● Page extract:
| CPC G06N 20/00 (2019.01) [G06N 5/04 (2013.01)] | 17 Claims |

|
1. A computer-implemented method comprising:
receiving, by one or more processors, a source training set comprising a plurality of initial data features, wherein an initial data feature of the plurality of initial data features is associated with a per-feature mutual information measure that defines a predictive capability of the initial data feature with respect to a target feature;
determining, by the one or more processors, a limited correlation subset of the plurality of initial data features from the source training set based at least in part on a per-feature-pair symmetric correlation measure and the per-feature mutual information measure, wherein:
(i) the source training set comprises a plurality of training data entries and each training data entry of the plurality of training data entries is associated with a plurality of categorical values respectively corresponding to the plurality of initial data features,
(ii) the per-feature-pair symmetric correlation measure identifies a correlation between a feature pair of one or more feature pairs from the plurality of initial data features and the target feature, and
(iii) a respective per-feature-pair symmetric correlation measure is determined for each feature pair of the one or more feature pairs;
extracting, by the one or more processors, one or more limited correlation features from the plurality of initial data features based at least in part on the limited correlation subset, wherein a limited correlation feature of the one or more limited correlation features corresponds to a respective initial data feature of a respective feature pair of the one or more feature pairs that is associated with a particular per-feature-pair symmetric correlation measure that is below a hyper-parameter, and the limited correlation subset is determined by:
(i) determining the respective feature pair of the one or more feature pairs based at least in part on the per-feature mutual information measure of the initial data feature,
(ii) determining that the per-feature-pair symmetric correlation measure for the respective feature pair satisfies the hyper-parameter, and
(iii) in response to determining that the per-feature-pair symmetric correlation measure for the respective feature pair satisfies the hyper-parameter, excluding the initial data feature from the limited correlation subset;
generating, by the one or more processors and based at least in part on the one or more limited correlation features, a limited correlation training set from the source training set by removing one or more categorical values (a) from each of the plurality of training data entries and (b) that respectively correspond to one or more of the plurality of initial data features that are excluded from the one or more limited correlation features;
storing, by the one or more processors, the limited correlation training set in memory; and
accessing, by the one or more processors, the memory to perform one or more training operations for training a categorical input machine learning model based at least in part on the limited correlation training set.
|

● Required tasks:
1. In the patent claim, can you rewrite the step beginning "receiving, by one or more processors" in a shorter form that keeps its main facts?
2. What kind of model does the patent claim say is trained on the limited correlation training set?

● Supplied information:
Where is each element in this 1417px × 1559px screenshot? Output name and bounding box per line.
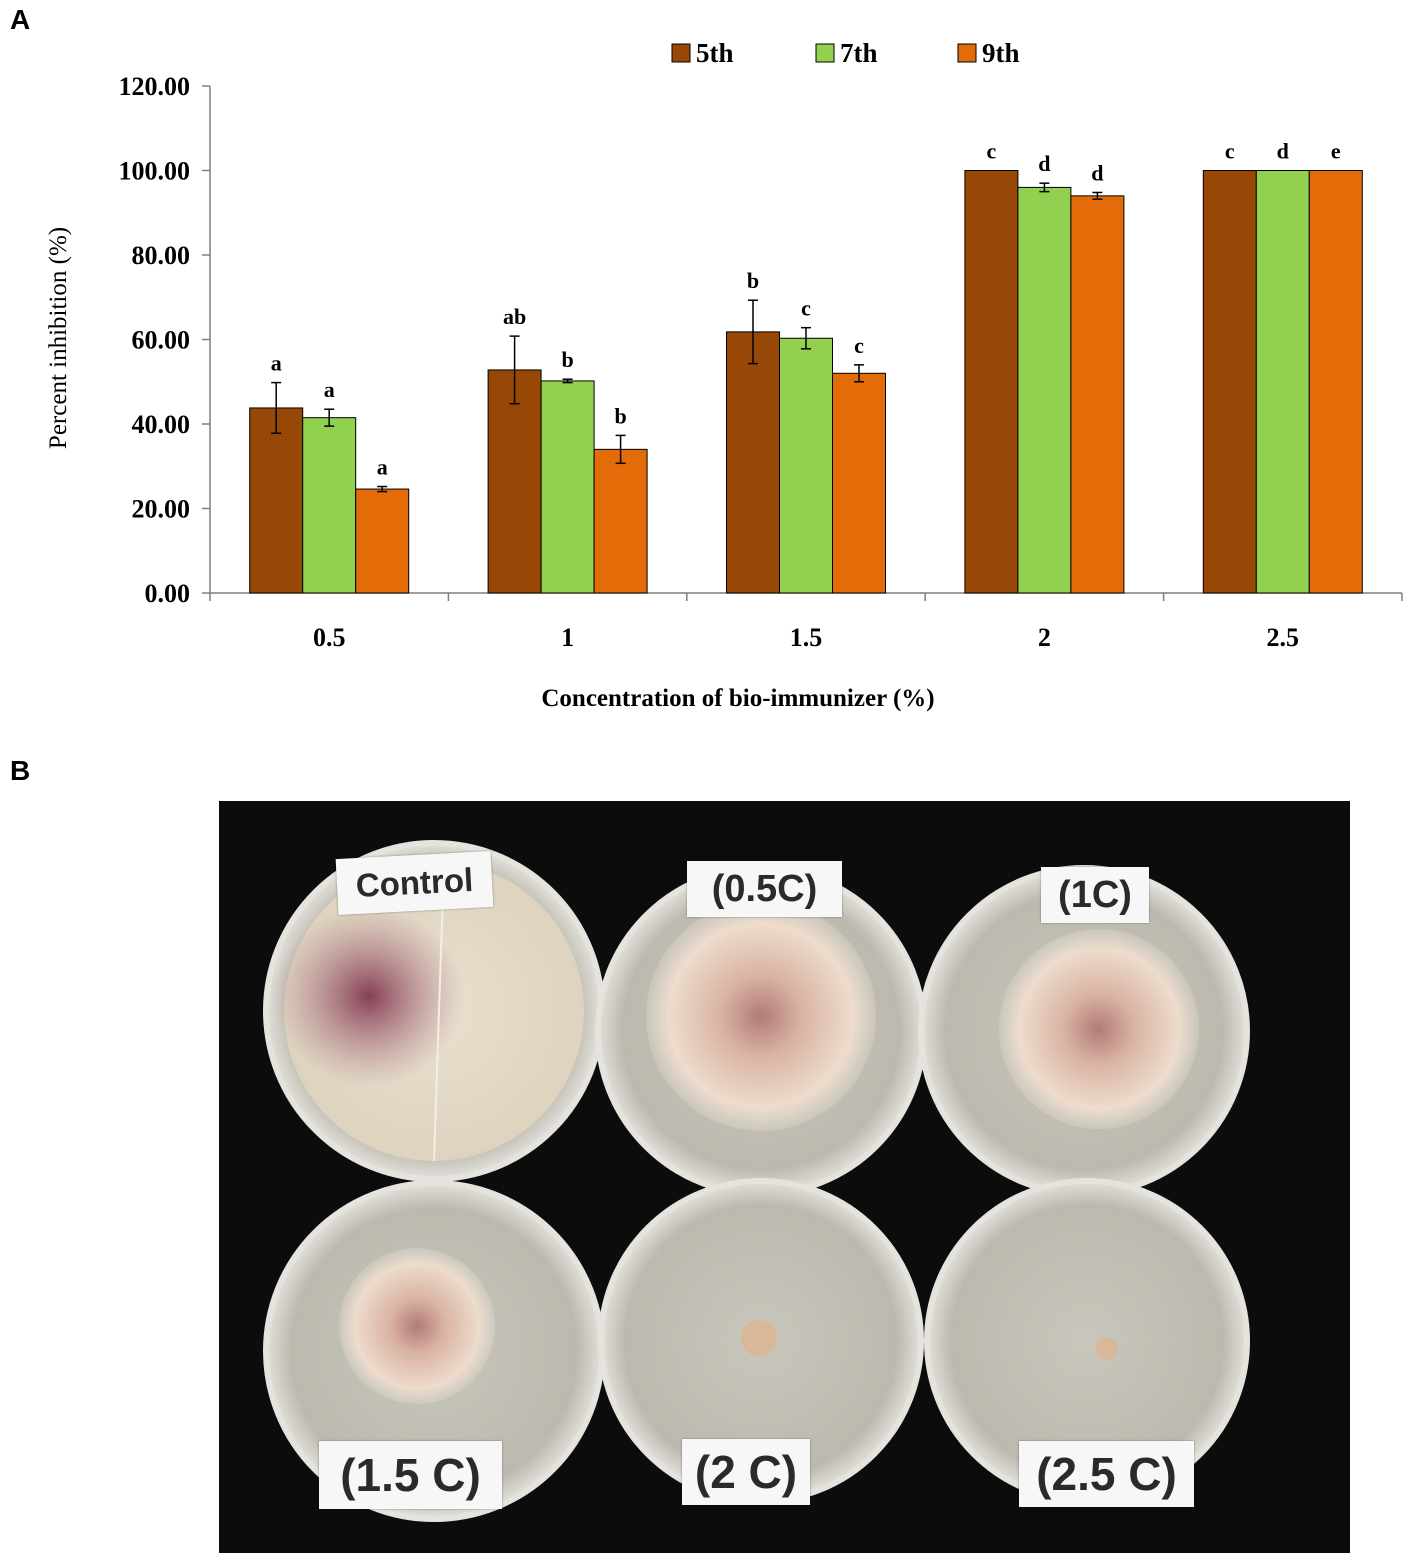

● Task-by-task solutions:
1. One or more processors receive a source training set made up of multiple initial data features. Each feature has a per-feature mutual information measure that defines how well it predicts a target feature.

2. A categorical input machine learning model.